Element and region data
※

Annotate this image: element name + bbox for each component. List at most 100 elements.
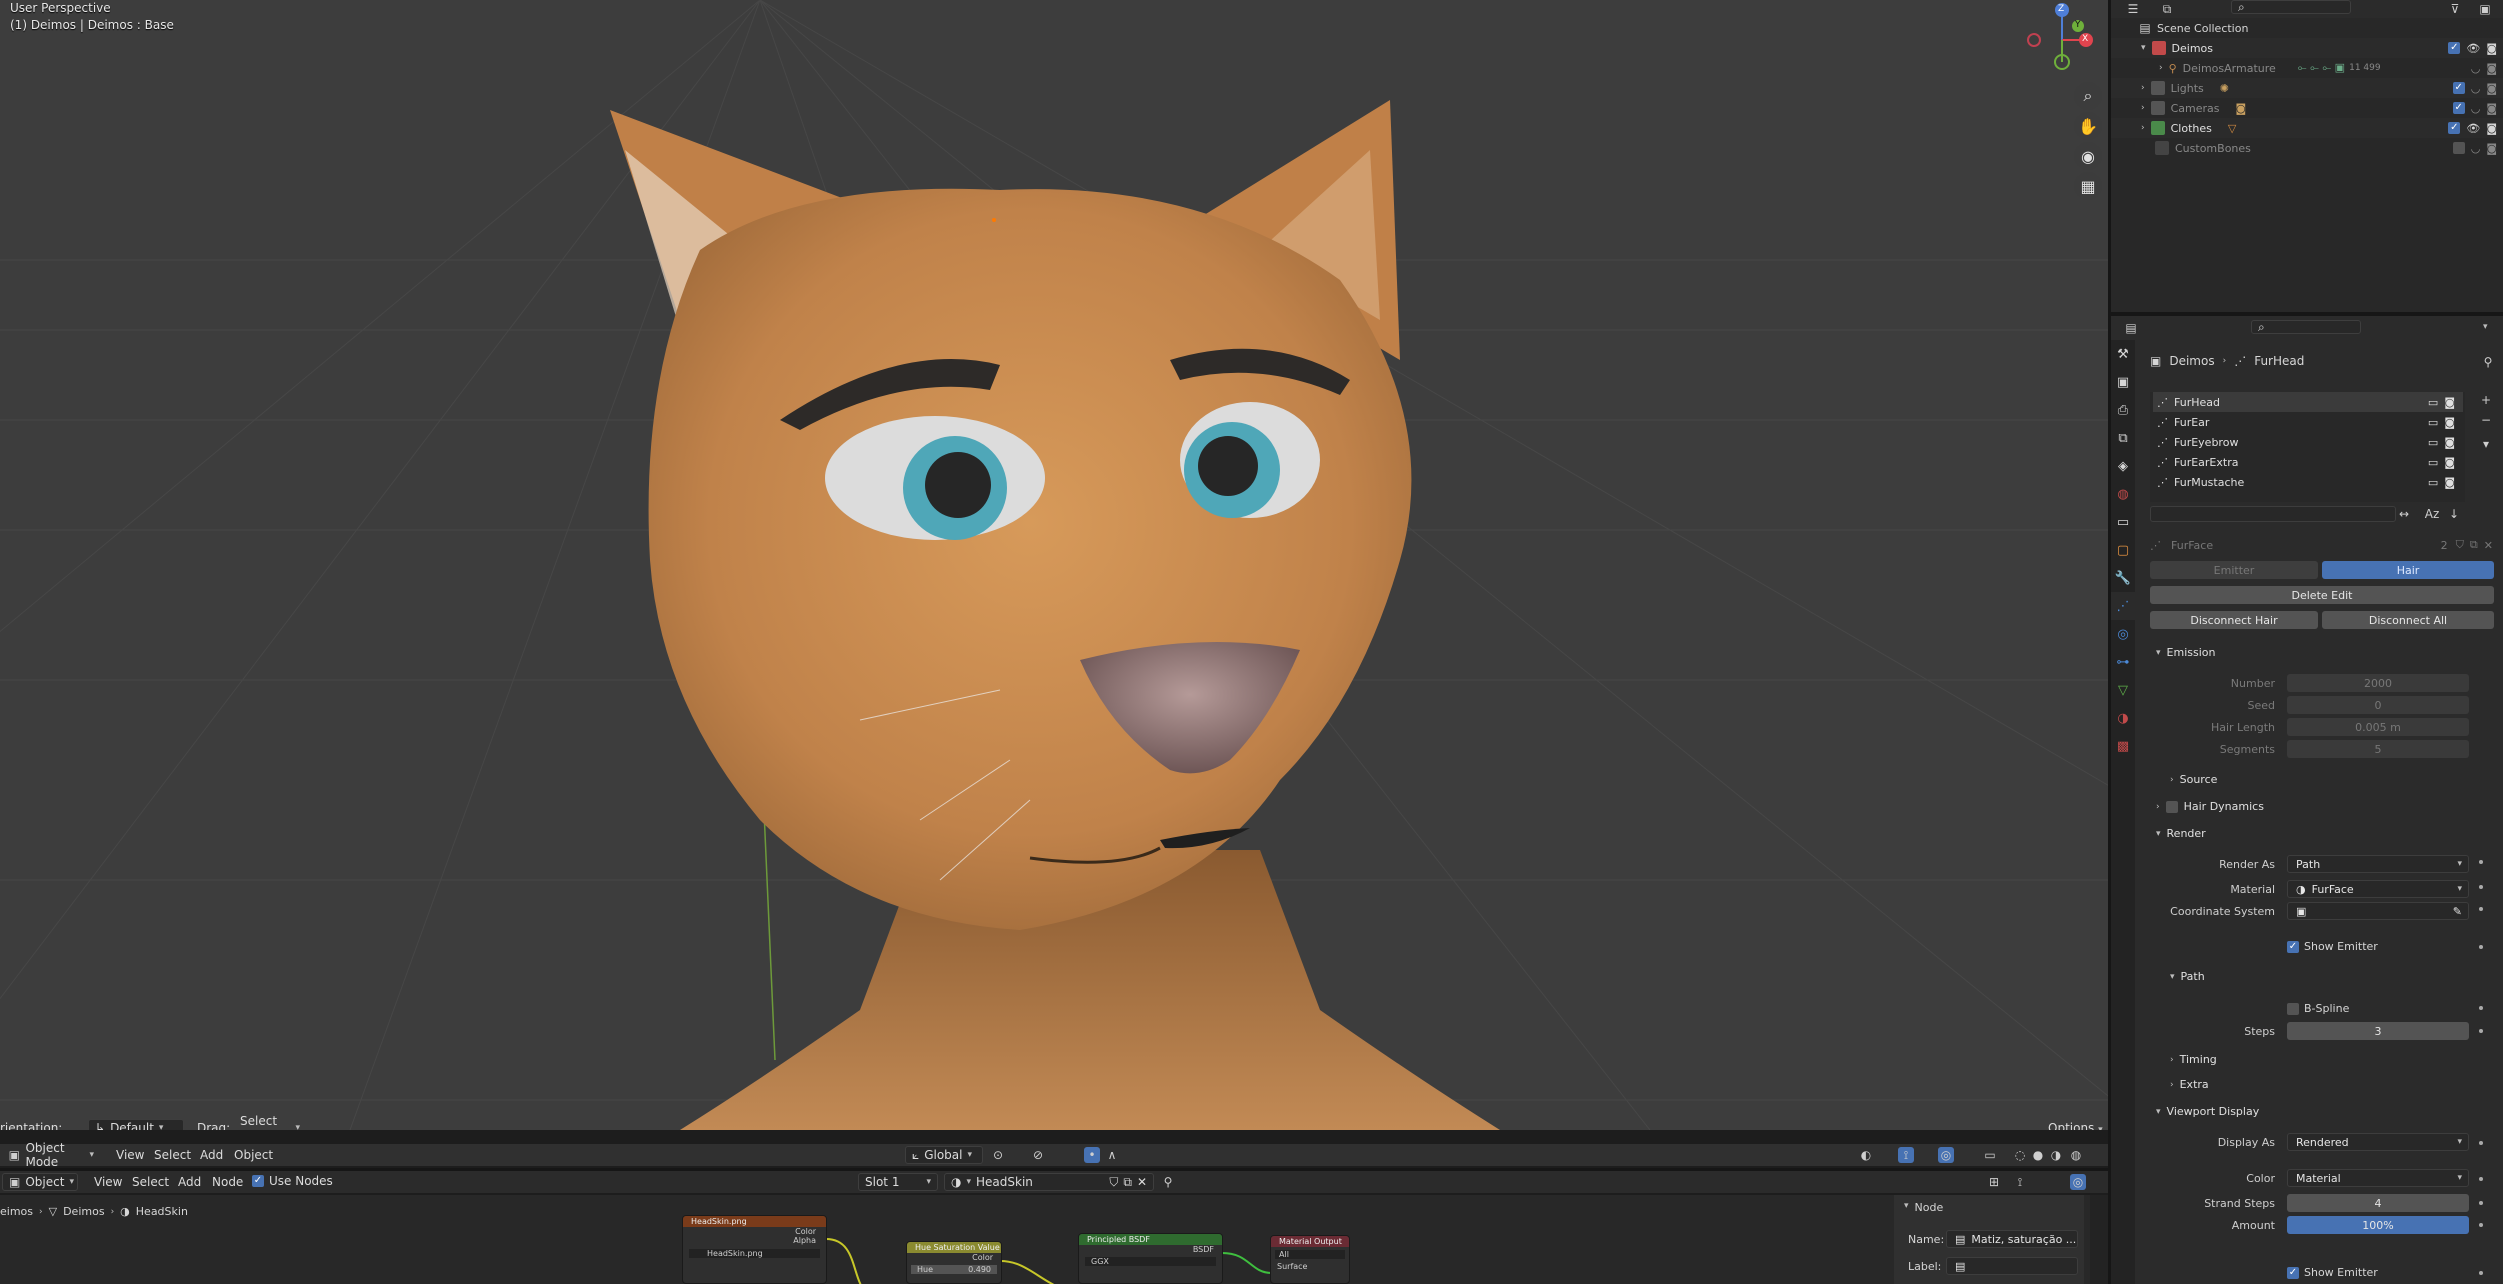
overlay-toggle-icon[interactable]: ◎	[2070, 1174, 2086, 1190]
camera-icon[interactable]: ◙	[2444, 436, 2455, 449]
hue-saturation-node[interactable]: Hue Saturation Value Color Hue 0.490	[906, 1241, 1002, 1284]
strand-steps-field[interactable]: 4	[2287, 1194, 2469, 1212]
outliner-row-custombones[interactable]: CustomBones ◡ ◙	[2111, 138, 2503, 158]
pivot-point-icon[interactable]: ⊙	[990, 1147, 1006, 1163]
eyedropper-icon[interactable]: ✎	[2453, 905, 2462, 918]
checkmark-icon[interactable]: ✓	[2448, 122, 2461, 134]
render-tab-icon[interactable]: ▣	[2111, 368, 2135, 396]
camera-icon[interactable]: ◙	[2486, 102, 2497, 115]
monitor-icon[interactable]: ▭	[2428, 436, 2438, 449]
render-panel-header[interactable]: ▾ Render	[2156, 827, 2206, 840]
display-mode-icon[interactable]: ⧉	[2159, 1, 2175, 17]
solid-shading-icon[interactable]: ●	[2030, 1147, 2046, 1163]
duplicate-icon[interactable]: ⧉	[1123, 1175, 1132, 1190]
checkbox-icon[interactable]	[2165, 800, 2178, 813]
node-name-field[interactable]: ▤ Matiz, saturação ...	[1946, 1230, 2078, 1248]
sort-icon[interactable]: ↔	[2396, 506, 2412, 522]
output-tab-icon[interactable]: ⎙	[2111, 396, 2135, 424]
snap-icon[interactable]: ⊞	[1986, 1174, 2002, 1190]
remove-icon[interactable]: −	[2478, 412, 2494, 428]
node-editor-canvas[interactable]: eimos › ▽ Deimos › ◑ HeadSkin HeadSkin.p…	[0, 1195, 2108, 1284]
material-shading-icon[interactable]: ◑	[2048, 1147, 2064, 1163]
particle-settings-selector[interactable]: ⋰ FurFace 2 ⛉ ⧉ ✕	[2150, 536, 2493, 554]
emission-panel-header[interactable]: ▾ Emission	[2156, 646, 2215, 659]
outliner-row-cameras[interactable]: › Cameras ◙ ✓ ◡ ◙	[2111, 98, 2503, 118]
outliner-row-clothes[interactable]: › Clothes ▽ ✓ 👁 ◙	[2111, 118, 2503, 138]
sort-order-icon[interactable]: ↓	[2446, 506, 2462, 522]
new-collection-icon[interactable]: ▣	[2477, 1, 2493, 17]
material-dropdown[interactable]: ◑ FurFace ▾	[2287, 880, 2469, 898]
eye-icon[interactable]: 👁	[2466, 122, 2480, 135]
eye-icon[interactable]: ◡	[2471, 102, 2481, 115]
list-item[interactable]: ⋰ FurMustache ▭ ◙	[2153, 472, 2463, 492]
list-item[interactable]: ⋰ FurHead ▭ ◙	[2153, 392, 2463, 412]
zoom-icon[interactable]: ⌕	[2074, 82, 2102, 110]
constraints-tab-icon[interactable]: ⊶	[2111, 648, 2135, 676]
monitor-icon[interactable]: ▭	[2428, 416, 2438, 429]
keyframe-dot[interactable]	[2479, 1177, 2483, 1181]
sort-alpha-icon[interactable]: Az	[2424, 506, 2440, 522]
checkmark-icon[interactable]: ✓	[2452, 102, 2465, 114]
texture-tab-icon[interactable]: ▩	[2111, 732, 2135, 760]
color-dropdown[interactable]: Material ▾	[2287, 1169, 2469, 1187]
camera-icon[interactable]: ◙	[2444, 476, 2455, 489]
overlay-toggle-icon[interactable]: ◎	[1938, 1147, 1954, 1163]
steps-field[interactable]: 3	[2287, 1022, 2469, 1040]
world-tab-icon[interactable]: ◍	[2111, 480, 2135, 508]
visibility-icon[interactable]: ◐	[1858, 1147, 1874, 1163]
list-filter-input[interactable]	[2150, 506, 2396, 522]
keyframe-dot[interactable]	[2479, 860, 2483, 864]
keyframe-dot[interactable]	[2479, 885, 2483, 889]
shader-type-dropdown[interactable]: ▣ Object ▾	[2, 1173, 78, 1191]
pan-hand-icon[interactable]: ✋	[2074, 112, 2102, 140]
emitter-tab[interactable]: Emitter	[2150, 561, 2318, 579]
rendered-shading-icon[interactable]: ◍	[2068, 1147, 2084, 1163]
camera-icon[interactable]: ◙	[2486, 42, 2497, 55]
slot-dropdown[interactable]: Slot 1 ▾	[858, 1173, 938, 1191]
modifier-tab-icon[interactable]: 🔧	[2111, 564, 2135, 592]
image-texture-node[interactable]: HeadSkin.png Color Alpha HeadSkin.png	[682, 1215, 827, 1284]
overlay-icon[interactable]: ⟟	[2012, 1174, 2028, 1190]
keyframe-dot[interactable]	[2479, 1006, 2483, 1010]
camera-icon[interactable]: ◙	[2486, 142, 2497, 155]
outliner-row-deimos[interactable]: ▾ Deimos ✓ 👁 ◙	[2111, 38, 2503, 58]
close-icon[interactable]: ✕	[1137, 1175, 1147, 1189]
camera-icon[interactable]: ◙	[2444, 396, 2455, 409]
list-item[interactable]: ⋰ FurEyebrow ▭ ◙	[2153, 432, 2463, 452]
proportional-edit-icon[interactable]: •	[1084, 1147, 1100, 1163]
amount-slider[interactable]: 100%	[2287, 1216, 2469, 1234]
orientation-dropdown[interactable]: ↳ Default ▾	[88, 1119, 184, 1130]
chevron-down-icon[interactable]: ▾	[2483, 322, 2488, 332]
drag-dropdown[interactable]: Select Box▾	[234, 1114, 306, 1130]
physics-tab-icon[interactable]: ◎	[2111, 620, 2135, 648]
navigation-gizmo[interactable]: Z X Y	[2020, 0, 2100, 80]
camera-icon[interactable]: ◙	[2486, 62, 2497, 75]
source-panel-header[interactable]: › Source	[2170, 773, 2217, 786]
xray-icon[interactable]: ▭	[1982, 1147, 1998, 1163]
list-item[interactable]: ⋰ FurEar ▭ ◙	[2153, 412, 2463, 432]
properties-search-input[interactable]: ⌕	[2251, 320, 2361, 334]
timing-panel-header[interactable]: › Timing	[2170, 1053, 2217, 1066]
menu-object[interactable]: Object	[226, 1146, 281, 1164]
pin-icon[interactable]: ⚲	[2480, 354, 2496, 370]
mode-dropdown[interactable]: ▣ Object Mode ▾	[2, 1141, 100, 1169]
node-label-field[interactable]: ▤	[1946, 1257, 2078, 1275]
keyframe-dot[interactable]	[2479, 1271, 2483, 1275]
hair-length-field[interactable]: 0.005 m	[2287, 718, 2469, 736]
sidebar-tabs[interactable]	[2090, 1195, 2108, 1284]
delete-edit-button[interactable]: Delete Edit	[2150, 586, 2494, 604]
eye-icon[interactable]: ◡	[2471, 82, 2481, 95]
checkbox-icon[interactable]	[2452, 142, 2465, 154]
keyframe-dot[interactable]	[2479, 1223, 2483, 1227]
outliner-row-scene[interactable]: ▤ Scene Collection	[2111, 18, 2503, 38]
viewport-display-panel-header[interactable]: ▾ Viewport Display	[2156, 1105, 2259, 1118]
list-item[interactable]: ⋰ FurEarExtra ▭ ◙	[2153, 452, 2463, 472]
eye-icon[interactable]: 👁	[2466, 42, 2480, 55]
keyframe-dot[interactable]	[2479, 945, 2483, 949]
keyframe-dot[interactable]	[2479, 907, 2483, 911]
hair-tab[interactable]: Hair	[2322, 561, 2494, 579]
wireframe-shading-icon[interactable]: ◌	[2012, 1147, 2028, 1163]
scene-tab-icon[interactable]: ◈	[2111, 452, 2135, 480]
viewport-show-emitter-checkbox[interactable]: ✓ Show Emitter	[2287, 1266, 2378, 1279]
checkmark-icon[interactable]: ✓	[2452, 82, 2465, 94]
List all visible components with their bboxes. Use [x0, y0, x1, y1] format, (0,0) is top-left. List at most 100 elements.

※

What needs to be done
Please output the lines again without any change, beginning at the line that contains "1174, 2086, 1190]" and ending after the line that contains "1175, 1132, 1190]".

Finished task
overlay-toggle-icon[interactable]: ◎	[2070, 1174, 2086, 1190]
camera-icon[interactable]: ◙	[2444, 436, 2455, 449]
hue-saturation-node[interactable]: Hue Saturation Value Color Hue 0.490	[906, 1241, 1002, 1284]
strand-steps-field[interactable]: 4	[2287, 1194, 2469, 1212]
outliner-row-custombones[interactable]: CustomBones ◡ ◙	[2111, 138, 2503, 158]
pivot-point-icon[interactable]: ⊙	[990, 1147, 1006, 1163]
eyedropper-icon[interactable]: ✎	[2453, 905, 2462, 918]
checkmark-icon[interactable]: ✓	[2448, 122, 2461, 134]
render-tab-icon[interactable]: ▣	[2111, 368, 2135, 396]
camera-icon[interactable]: ◙	[2486, 102, 2497, 115]
monitor-icon[interactable]: ▭	[2428, 436, 2438, 449]
render-panel-header[interactable]: ▾ Render	[2156, 827, 2206, 840]
display-mode-icon[interactable]: ⧉	[2159, 1, 2175, 17]
solid-shading-icon[interactable]: ●	[2030, 1147, 2046, 1163]
duplicate-icon[interactable]: ⧉	[1123, 1175, 1132, 1190]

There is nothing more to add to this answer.